Trecho fornecido:
▶

Lula pelo Brasil

Ao encerrar caravana, Lula fala em federalizar o ensino médio no Brasil

'Alguns governadores têm pedido para que, se eu voltar, federalize os presídios. Eu digo que não. Os presídios ficam com vocês. O que eu quero federalizar é o ensino médio deste país', disse, na UERJ

Ricardo Stuckert
Lula conclui caravana

“Educação é o investimento mais duradouro que um país pode fazer”

Rio de Janeiro – A terceira etapa da Caravana Lula pelo Brasil foi encerrada nessa sexta-feira (9), na cidade do Rio de Janeiro. Mais de 10 mil pessoas ouviram o discurso do ex-presidente na Universidade Estadual do Rio de Janeiro (UERJ) na noite de ontem.

Foi a décima primeira cidade visitada pelo ex-presidente nesta semana. As outras duas etapas da caravana foram realizadas no Nordeste, em agosto, e em Minas Gerais, no mês de outubro.

E o ex-presidente não deve parar. A próxima etapa ainda não foi confirmada nem tem datas, mas provavelmente percorrerá parte da região sul do país. Lula tem dito nas cidades pelas quais passa que pretende rodar por todas as regiões do Brasil.

Ontem, ele chegou com sua comitiva na Baixada Fluminense, mas antes passou por Itaboraí, cidade onde fica o Complexo Petroquímico do Rio de Janeiro (Comperj).

Lula disse que foi questionado sobre o porquê dessa parada, já que o complexo está praticamente inoperante. A resposta foi que ele queria justamente chamar a atenção para o abandono da estrutura, idealizada por ele em 2008. Ele mostrou indignação sobre o tema e argumentou que, enquanto o povo sofre, empreiteiros responsáveis pelos escândalos de corrupção no local estão livres, beneficiados por acordos de delação premiada.

Após a visita ao polo, a caravana seguiu até a Baixada Fluminense. Lula foi muito bem recebido por moradores entusiasmados com sua passagem. Em Duque de Caxias e Belford Roxo, foi agraciado com títulos de cidadão.

Na manhã de ontem, se encontrou com a reitoria da Universidade Federal Rural do Rio de Janeiro, no campus de Nova Iguaçu. Acompanharam o ex-presidente, além de integrantes da direção da universidade, o ex-ministro das Relações Exteriores Celso Amorim, a deputada federal Benedita da Silva e o ex-prefeito de São Paulo e ex-ministro da Educação, Fernando Haddad.

◀

Dados fornecidos:
▶

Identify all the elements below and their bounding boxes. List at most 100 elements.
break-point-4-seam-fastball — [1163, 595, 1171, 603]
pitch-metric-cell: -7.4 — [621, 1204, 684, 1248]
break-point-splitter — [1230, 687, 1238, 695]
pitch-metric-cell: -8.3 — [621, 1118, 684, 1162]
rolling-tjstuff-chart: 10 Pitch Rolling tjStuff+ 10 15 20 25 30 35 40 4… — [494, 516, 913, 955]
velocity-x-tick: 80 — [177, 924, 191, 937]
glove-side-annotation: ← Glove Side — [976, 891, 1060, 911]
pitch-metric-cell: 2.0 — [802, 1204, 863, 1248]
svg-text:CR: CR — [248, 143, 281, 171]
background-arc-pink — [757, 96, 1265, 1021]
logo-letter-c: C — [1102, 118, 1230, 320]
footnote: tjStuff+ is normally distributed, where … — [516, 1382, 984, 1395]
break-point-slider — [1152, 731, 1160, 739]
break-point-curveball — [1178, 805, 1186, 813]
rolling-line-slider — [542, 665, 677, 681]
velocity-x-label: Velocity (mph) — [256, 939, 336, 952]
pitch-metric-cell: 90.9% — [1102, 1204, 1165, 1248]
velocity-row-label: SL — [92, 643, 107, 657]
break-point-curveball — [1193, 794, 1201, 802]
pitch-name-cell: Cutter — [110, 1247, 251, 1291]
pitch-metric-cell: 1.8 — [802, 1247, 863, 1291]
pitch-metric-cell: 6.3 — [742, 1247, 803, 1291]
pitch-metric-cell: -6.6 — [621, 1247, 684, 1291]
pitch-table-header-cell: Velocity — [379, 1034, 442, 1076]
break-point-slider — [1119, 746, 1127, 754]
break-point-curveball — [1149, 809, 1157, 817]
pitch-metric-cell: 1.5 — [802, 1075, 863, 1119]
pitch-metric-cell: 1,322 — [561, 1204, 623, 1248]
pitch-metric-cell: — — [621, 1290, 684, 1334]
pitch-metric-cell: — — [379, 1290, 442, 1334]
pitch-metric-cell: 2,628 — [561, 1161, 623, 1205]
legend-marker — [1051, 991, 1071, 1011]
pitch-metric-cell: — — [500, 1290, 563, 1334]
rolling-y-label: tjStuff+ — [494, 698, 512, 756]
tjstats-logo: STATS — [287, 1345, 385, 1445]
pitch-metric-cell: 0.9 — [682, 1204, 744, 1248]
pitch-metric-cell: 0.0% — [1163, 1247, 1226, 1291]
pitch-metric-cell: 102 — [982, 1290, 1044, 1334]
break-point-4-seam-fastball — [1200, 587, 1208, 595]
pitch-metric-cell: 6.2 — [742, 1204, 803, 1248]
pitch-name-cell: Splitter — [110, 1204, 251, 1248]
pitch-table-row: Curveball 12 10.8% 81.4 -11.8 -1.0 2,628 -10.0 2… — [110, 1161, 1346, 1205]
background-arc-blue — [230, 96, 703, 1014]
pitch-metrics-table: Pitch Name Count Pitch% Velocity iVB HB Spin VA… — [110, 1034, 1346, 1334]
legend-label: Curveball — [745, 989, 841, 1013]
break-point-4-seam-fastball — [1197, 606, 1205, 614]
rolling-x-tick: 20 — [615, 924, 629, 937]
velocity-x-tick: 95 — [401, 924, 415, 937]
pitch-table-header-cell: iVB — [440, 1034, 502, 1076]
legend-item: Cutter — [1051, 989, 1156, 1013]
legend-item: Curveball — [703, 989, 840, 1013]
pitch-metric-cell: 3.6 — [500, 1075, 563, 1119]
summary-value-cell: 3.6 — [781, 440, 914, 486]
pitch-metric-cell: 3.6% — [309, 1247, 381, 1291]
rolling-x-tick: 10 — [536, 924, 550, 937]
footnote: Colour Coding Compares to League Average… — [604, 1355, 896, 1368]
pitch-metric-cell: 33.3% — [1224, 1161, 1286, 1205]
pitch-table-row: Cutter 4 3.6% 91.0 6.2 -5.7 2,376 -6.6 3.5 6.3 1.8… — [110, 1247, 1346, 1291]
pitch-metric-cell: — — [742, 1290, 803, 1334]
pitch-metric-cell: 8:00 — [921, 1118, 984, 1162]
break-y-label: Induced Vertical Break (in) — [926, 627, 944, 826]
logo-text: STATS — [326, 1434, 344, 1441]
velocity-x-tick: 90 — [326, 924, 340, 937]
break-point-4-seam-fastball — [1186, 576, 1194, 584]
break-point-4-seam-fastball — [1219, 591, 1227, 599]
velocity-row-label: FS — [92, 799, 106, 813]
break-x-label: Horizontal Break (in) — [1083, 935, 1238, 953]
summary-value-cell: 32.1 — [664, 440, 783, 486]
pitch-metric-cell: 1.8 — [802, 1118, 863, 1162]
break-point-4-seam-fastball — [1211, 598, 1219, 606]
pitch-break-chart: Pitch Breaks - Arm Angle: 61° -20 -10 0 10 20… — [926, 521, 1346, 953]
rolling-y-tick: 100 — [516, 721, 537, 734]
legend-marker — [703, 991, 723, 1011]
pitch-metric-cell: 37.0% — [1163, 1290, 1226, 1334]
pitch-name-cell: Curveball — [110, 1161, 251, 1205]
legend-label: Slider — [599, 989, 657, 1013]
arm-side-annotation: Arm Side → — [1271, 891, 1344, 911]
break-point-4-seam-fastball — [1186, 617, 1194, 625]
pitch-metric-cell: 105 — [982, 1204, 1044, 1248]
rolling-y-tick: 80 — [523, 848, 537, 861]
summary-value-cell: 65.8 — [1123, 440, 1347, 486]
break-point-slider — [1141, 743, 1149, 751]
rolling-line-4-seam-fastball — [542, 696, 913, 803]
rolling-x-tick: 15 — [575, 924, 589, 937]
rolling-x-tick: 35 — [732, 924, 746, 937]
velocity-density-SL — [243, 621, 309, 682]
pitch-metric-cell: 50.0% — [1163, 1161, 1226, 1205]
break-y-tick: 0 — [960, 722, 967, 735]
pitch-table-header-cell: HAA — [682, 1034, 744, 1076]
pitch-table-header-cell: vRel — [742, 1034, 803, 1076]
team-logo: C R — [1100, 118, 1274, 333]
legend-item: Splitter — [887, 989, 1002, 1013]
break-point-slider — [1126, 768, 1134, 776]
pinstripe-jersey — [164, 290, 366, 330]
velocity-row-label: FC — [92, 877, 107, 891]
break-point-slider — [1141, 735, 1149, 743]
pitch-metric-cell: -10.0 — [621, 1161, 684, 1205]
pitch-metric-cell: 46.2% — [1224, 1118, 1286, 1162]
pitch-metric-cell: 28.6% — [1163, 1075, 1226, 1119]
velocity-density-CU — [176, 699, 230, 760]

◀

Requisitos das tarefas:
[1] De acordo com o texto sobre a caravana de Lula, por que ele fez uma parada em Itaboraí, mesmo com o Comperj praticamente inoperante? Responda em uma a três frases.
[2] Continue o texto sobre a caravana de Lula a partir do ponto em que ele termina.
Os dados são um material à parte e não têm relação com o texto sobre a caravana de Lula.

Conjunto de respostas:
[1] Lula parou em Itaboraí justamente para chamar a atenção para o abandono do Comperj, estrutura que ele idealizou em 2008. Ele se mostrou indignado porque, enquanto o povo sofre, os empreiteiros responsáveis pelos escândalos de corrupção no local estão livres, beneficiados por acordos de delação premiada.

[2]
Lá, os alunos que o receberam lamentaram as más condições das universidades no estado. As queixas foram desde melhores salários para professores até melhorias na segurança e no transporte para os estudantes.

A última parada na Baixada Fluminense aconteceu em Nova Iguaçu. Lula encontrou trabalhadores da Companhia Estadual de Águas e Esgoto do estado, o Cedae, que passa por ameaças de privatização. Recentemente, o governador peemedebista Luiz Fernando Pezão tentou dar início ao processo, mas descartou a efetivação ainda na sua gestão justamente pela proximidade das eleições e pela mobilização contra a entrega de um patrimônio público tão essencial como a água ao setor privado.

Discurso na Uerj

Da Baixada, Lula seguiu para a capital fluminense onde realizou, por volta das 21h30, um ato na concha acústica da UERJ. Concluiu seu discurso às 22h30, falando em especial sobre a educação e o desmonte da universidade, que passa por um processo de sucateamento em decorrência dos problemas fiscais do estado.

Além de tocar no ponto da revitalização da UERJ, Lula falou sobre o panorama da educação no país. “Não existe nenhuma explicação econômica para a situação em que o Brasil está”, disse. “Deveria ser proibido usar a palavra gasto para falar em educação, porque esse é o investimento mais duradouro que um país pode fazer.”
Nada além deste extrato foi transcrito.